— START Data to process —

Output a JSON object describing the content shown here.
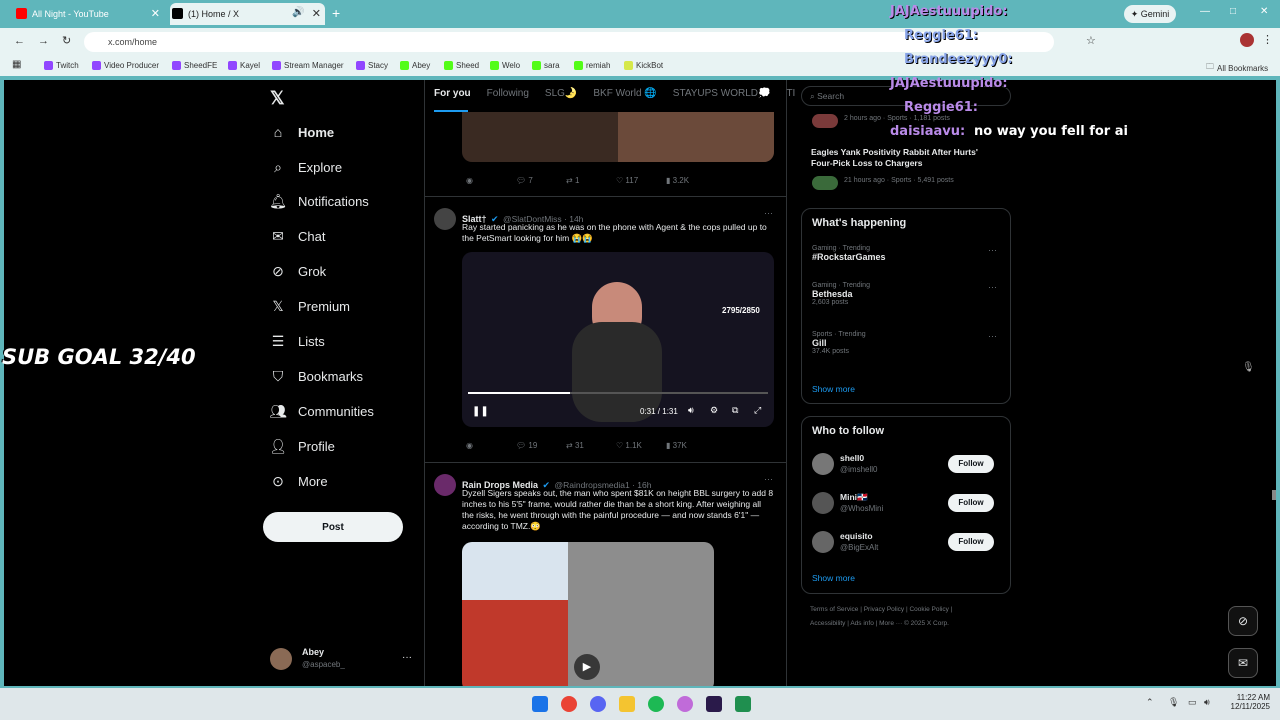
{
  "browser": {
    "tabs": [
      {
        "title": "All Night - YouTube"
      },
      {
        "title": "(1) Home / X"
      }
    ],
    "url": "x.com/home",
    "gemini": "Gemini",
    "bookmarks": [
      "Twitch",
      "Video Producer",
      "SheedFE",
      "Kayel",
      "Stream Manager",
      "Stacy",
      "Abey",
      "Sheed",
      "Welo",
      "sara",
      "remiah",
      "KickBot"
    ],
    "all_bookmarks": "All Bookmarks"
  },
  "sidebar": {
    "items": [
      {
        "label": "Home"
      },
      {
        "label": "Explore"
      },
      {
        "label": "Notifications"
      },
      {
        "label": "Chat"
      },
      {
        "label": "Grok"
      },
      {
        "label": "Premium"
      },
      {
        "label": "Lists"
      },
      {
        "label": "Bookmarks"
      },
      {
        "label": "Communities"
      },
      {
        "label": "Profile"
      },
      {
        "label": "More"
      }
    ],
    "post_label": "Post",
    "account": {
      "name": "Abey",
      "handle": "@aspaceb_"
    }
  },
  "feed": {
    "tabs": [
      "For you",
      "Following",
      "SLG🌛",
      "BKF World 🌐",
      "STAYUPS WORLD💭",
      "TI"
    ],
    "top_actions": {
      "replies": "7",
      "reposts": "1",
      "likes": "117",
      "views": "3.2K"
    },
    "tweet1": {
      "name": "Slatt†",
      "handle": "@SlatDontMiss · 14h",
      "text": "Ray started panicking as he was on the phone with Agent & the cops pulled up to the PetSmart looking for him 😭😭",
      "video_overlay": "2795/2850",
      "video_time": "0:31 / 1:31",
      "video_progress": 0.34,
      "actions": {
        "replies": "19",
        "reposts": "31",
        "likes": "1.1K",
        "views": "37K"
      }
    },
    "tweet2": {
      "name": "Rain Drops Media",
      "handle": "@Raindropsmedia1 · 16h",
      "text": "Dyzell Sigers speaks out, the man who spent $81K on height BBL surgery to add 8 inches to his 5'5\" frame, would rather die than be a short king. After weighing all the risks, he went through with the painful procedure — and now stands 6'1\" — according to TMZ.😳"
    }
  },
  "right": {
    "search_placeholder": "Search",
    "top_meta": "2 hours ago · Sports · 1,181 posts",
    "top_headline": "Eagles Yank Positivity Rabbit After Hurts' Four-Pick Loss to Chargers",
    "top_meta2": "21 hours ago · Sports · 5,491 posts",
    "happening_title": "What's happening",
    "trends": [
      {
        "category": "Gaming · Trending",
        "name": "#RockstarGames",
        "posts": ""
      },
      {
        "category": "Gaming · Trending",
        "name": "Bethesda",
        "posts": "2,603 posts"
      },
      {
        "category": "Sports · Trending",
        "name": "Gill",
        "posts": "37.4K posts"
      }
    ],
    "show_more": "Show more",
    "who_title": "Who to follow",
    "follow": [
      {
        "name": "shell0",
        "handle": "@imshell0"
      },
      {
        "name": "Mini🇩🇴",
        "handle": "@WhosMini"
      },
      {
        "name": "equisito",
        "handle": "@BigExAlt"
      }
    ],
    "follow_label": "Follow",
    "footer1": "Terms of Service | Privacy Policy | Cookie Policy |",
    "footer2": "Accessibility | Ads info | More ··· © 2025 X Corp."
  },
  "overlay": {
    "sub_goal": "SUB GOAL 32/40",
    "chat": [
      {
        "user": "JAJAestuuupido:",
        "msg": ""
      },
      {
        "user": "Reggie61:",
        "msg": ""
      },
      {
        "user": "Brandeezyyy0:",
        "msg": ""
      },
      {
        "user": "JAJAestuuupido:",
        "msg": ""
      },
      {
        "user": "Reggie61:",
        "msg": ""
      },
      {
        "user": "daisiaavu:",
        "msg": "no way you fell for ai"
      }
    ]
  },
  "system": {
    "time": "11:22 AM",
    "date": "12/11/2025"
  }
}
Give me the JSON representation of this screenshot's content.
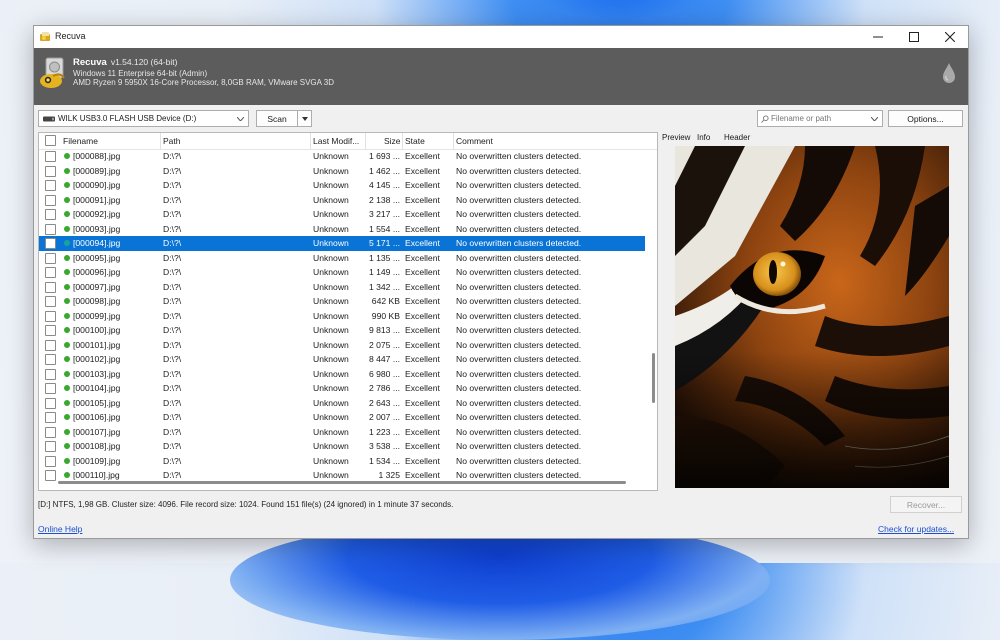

— END Data to process —

▸ **Requirements**: Retype the whole listing exactly and leave the pictures out.

▸ **Solution to this problem**:
Output a JSON object describing the content shown here.
{
  "browser": {
    "tabs": [
      {
        "title": "All Night - YouTube"
      },
      {
        "title": "(1) Home / X"
      }
    ],
    "url": "x.com/home",
    "gemini": "Gemini",
    "bookmarks": [
      "Twitch",
      "Video Producer",
      "SheedFE",
      "Kayel",
      "Stream Manager",
      "Stacy",
      "Abey",
      "Sheed",
      "Welo",
      "sara",
      "remiah",
      "KickBot"
    ],
    "all_bookmarks": "All Bookmarks"
  },
  "sidebar": {
    "items": [
      {
        "label": "Home"
      },
      {
        "label": "Explore"
      },
      {
        "label": "Notifications"
      },
      {
        "label": "Chat"
      },
      {
        "label": "Grok"
      },
      {
        "label": "Premium"
      },
      {
        "label": "Lists"
      },
      {
        "label": "Bookmarks"
      },
      {
        "label": "Communities"
      },
      {
        "label": "Profile"
      },
      {
        "label": "More"
      }
    ],
    "post_label": "Post",
    "account": {
      "name": "Abey",
      "handle": "@aspaceb_"
    }
  },
  "feed": {
    "tabs": [
      "For you",
      "Following",
      "SLG🌛",
      "BKF World 🌐",
      "STAYUPS WORLD💭",
      "TI"
    ],
    "top_actions": {
      "replies": "7",
      "reposts": "1",
      "likes": "117",
      "views": "3.2K"
    },
    "tweet1": {
      "name": "Slatt†",
      "handle": "@SlatDontMiss · 14h",
      "text": "Ray started panicking as he was on the phone with Agent & the cops pulled up to the PetSmart looking for him 😭😭",
      "video_overlay": "2795/2850",
      "video_time": "0:31 / 1:31",
      "video_progress": 0.34,
      "actions": {
        "replies": "19",
        "reposts": "31",
        "likes": "1.1K",
        "views": "37K"
      }
    },
    "tweet2": {
      "name": "Rain Drops Media",
      "handle": "@Raindropsmedia1 · 16h",
      "text": "Dyzell Sigers speaks out, the man who spent $81K on height BBL surgery to add 8 inches to his 5'5\" frame, would rather die than be a short king. After weighing all the risks, he went through with the painful procedure — and now stands 6'1\" — according to TMZ.😳"
    }
  },
  "right": {
    "search_placeholder": "Search",
    "top_meta": "2 hours ago · Sports · 1,181 posts",
    "top_headline": "Eagles Yank Positivity Rabbit After Hurts' Four-Pick Loss to Chargers",
    "top_meta2": "21 hours ago · Sports · 5,491 posts",
    "happening_title": "What's happening",
    "trends": [
      {
        "category": "Gaming · Trending",
        "name": "#RockstarGames",
        "posts": ""
      },
      {
        "category": "Gaming · Trending",
        "name": "Bethesda",
        "posts": "2,603 posts"
      },
      {
        "category": "Sports · Trending",
        "name": "Gill",
        "posts": "37.4K posts"
      }
    ],
    "show_more": "Show more",
    "who_title": "Who to follow",
    "follow": [
      {
        "name": "shell0",
        "handle": "@imshell0"
      },
      {
        "name": "Mini🇩🇴",
        "handle": "@WhosMini"
      },
      {
        "name": "equisito",
        "handle": "@BigExAlt"
      }
    ],
    "follow_label": "Follow",
    "footer1": "Terms of Service | Privacy Policy | Cookie Policy |",
    "footer2": "Accessibility | Ads info | More ··· © 2025 X Corp."
  },
  "overlay": {
    "sub_goal": "SUB GOAL 32/40",
    "chat": [
      {
        "user": "JAJAestuuupido:",
        "msg": ""
      },
      {
        "user": "Reggie61:",
        "msg": ""
      },
      {
        "user": "Brandeezyyy0:",
        "msg": ""
      },
      {
        "user": "JAJAestuuupido:",
        "msg": ""
      },
      {
        "user": "Reggie61:",
        "msg": ""
      },
      {
        "user": "daisiaavu:",
        "msg": "no way you fell for ai"
      }
    ]
  },
  "system": {
    "time": "11:22 AM",
    "date": "12/11/2025"
  }
}
Give me the JSON representation of this screenshot's content.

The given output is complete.